__Task requirements__:
Scan the data beneath this task and copy each line that includes "особливості".

__Given records__:
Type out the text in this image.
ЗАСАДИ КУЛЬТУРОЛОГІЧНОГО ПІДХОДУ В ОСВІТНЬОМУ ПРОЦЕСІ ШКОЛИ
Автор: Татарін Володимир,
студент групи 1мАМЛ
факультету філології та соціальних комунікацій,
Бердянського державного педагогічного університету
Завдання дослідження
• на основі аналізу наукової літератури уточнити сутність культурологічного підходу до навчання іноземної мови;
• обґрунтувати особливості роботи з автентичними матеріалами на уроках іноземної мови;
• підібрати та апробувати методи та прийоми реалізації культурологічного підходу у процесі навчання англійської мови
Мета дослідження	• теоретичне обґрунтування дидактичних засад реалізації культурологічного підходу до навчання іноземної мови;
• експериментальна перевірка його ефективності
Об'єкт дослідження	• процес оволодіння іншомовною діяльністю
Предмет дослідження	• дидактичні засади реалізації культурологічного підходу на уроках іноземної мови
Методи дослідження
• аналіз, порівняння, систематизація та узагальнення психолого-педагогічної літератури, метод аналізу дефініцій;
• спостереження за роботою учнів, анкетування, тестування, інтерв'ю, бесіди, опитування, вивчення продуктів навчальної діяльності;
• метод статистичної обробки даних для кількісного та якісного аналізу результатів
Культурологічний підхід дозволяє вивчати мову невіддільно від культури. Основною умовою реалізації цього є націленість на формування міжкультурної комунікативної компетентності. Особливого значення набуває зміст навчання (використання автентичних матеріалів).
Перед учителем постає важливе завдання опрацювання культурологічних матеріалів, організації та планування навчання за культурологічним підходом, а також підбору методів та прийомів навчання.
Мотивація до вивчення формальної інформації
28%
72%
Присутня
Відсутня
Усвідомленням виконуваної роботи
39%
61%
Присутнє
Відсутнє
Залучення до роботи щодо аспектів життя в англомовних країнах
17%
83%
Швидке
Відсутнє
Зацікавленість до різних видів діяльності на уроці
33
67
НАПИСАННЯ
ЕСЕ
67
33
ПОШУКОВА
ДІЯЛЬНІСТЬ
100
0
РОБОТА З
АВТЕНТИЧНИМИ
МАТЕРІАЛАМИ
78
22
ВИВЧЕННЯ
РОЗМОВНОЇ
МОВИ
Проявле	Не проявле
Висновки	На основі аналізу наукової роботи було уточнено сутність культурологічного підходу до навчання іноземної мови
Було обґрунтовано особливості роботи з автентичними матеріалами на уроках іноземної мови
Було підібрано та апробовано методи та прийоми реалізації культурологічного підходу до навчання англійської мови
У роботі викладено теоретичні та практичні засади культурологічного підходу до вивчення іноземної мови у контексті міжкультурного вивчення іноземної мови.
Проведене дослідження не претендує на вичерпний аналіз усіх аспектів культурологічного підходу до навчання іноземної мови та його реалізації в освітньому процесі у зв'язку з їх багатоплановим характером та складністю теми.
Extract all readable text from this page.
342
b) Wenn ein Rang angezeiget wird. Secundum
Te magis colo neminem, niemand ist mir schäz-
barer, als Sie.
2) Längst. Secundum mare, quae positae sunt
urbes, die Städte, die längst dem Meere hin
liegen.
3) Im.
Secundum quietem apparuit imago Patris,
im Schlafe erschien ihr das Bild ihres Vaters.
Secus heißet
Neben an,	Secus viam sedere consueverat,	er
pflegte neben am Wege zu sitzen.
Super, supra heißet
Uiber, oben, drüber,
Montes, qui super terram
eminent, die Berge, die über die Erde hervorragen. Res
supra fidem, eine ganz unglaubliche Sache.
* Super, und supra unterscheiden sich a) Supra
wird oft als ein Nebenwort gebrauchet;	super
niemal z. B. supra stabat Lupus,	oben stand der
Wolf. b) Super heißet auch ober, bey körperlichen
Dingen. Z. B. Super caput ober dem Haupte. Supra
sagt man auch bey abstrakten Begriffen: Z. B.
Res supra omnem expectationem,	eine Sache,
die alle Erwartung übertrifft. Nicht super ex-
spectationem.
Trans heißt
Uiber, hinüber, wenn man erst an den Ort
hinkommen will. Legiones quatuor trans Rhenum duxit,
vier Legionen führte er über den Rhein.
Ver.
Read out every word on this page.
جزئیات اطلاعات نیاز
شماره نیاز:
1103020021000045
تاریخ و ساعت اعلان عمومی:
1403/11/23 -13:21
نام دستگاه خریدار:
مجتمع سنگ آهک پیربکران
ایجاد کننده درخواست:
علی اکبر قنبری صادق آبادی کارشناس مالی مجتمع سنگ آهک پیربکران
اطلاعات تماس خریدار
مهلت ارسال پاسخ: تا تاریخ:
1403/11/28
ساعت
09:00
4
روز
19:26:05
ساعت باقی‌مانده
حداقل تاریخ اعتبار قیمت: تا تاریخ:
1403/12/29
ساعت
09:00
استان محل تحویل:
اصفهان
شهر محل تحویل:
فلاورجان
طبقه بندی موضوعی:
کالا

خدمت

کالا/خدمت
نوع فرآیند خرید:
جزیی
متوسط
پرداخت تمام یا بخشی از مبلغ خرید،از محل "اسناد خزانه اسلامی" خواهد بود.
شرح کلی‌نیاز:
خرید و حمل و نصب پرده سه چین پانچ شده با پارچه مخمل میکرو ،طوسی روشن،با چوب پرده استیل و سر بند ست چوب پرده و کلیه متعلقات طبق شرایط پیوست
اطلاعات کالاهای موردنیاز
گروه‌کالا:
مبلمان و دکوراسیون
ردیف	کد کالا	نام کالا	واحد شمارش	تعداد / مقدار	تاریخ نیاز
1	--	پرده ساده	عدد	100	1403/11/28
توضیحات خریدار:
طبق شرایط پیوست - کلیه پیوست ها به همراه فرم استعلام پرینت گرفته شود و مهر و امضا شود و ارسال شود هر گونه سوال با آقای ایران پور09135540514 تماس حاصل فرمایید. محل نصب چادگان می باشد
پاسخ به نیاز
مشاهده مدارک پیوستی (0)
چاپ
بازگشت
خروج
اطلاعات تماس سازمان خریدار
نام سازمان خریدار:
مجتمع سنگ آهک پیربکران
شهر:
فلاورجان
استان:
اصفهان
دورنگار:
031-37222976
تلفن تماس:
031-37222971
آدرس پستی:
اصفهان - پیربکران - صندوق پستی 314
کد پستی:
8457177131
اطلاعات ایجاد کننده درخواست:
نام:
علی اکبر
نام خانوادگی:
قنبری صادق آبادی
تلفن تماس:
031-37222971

__Completed task__:
• обґрунтувати особливості роботи з автентичними матеріалами на уроках іноземної мови;
Було обґрунтовано особливості роботи з автентичними матеріалами на уроках іноземної мови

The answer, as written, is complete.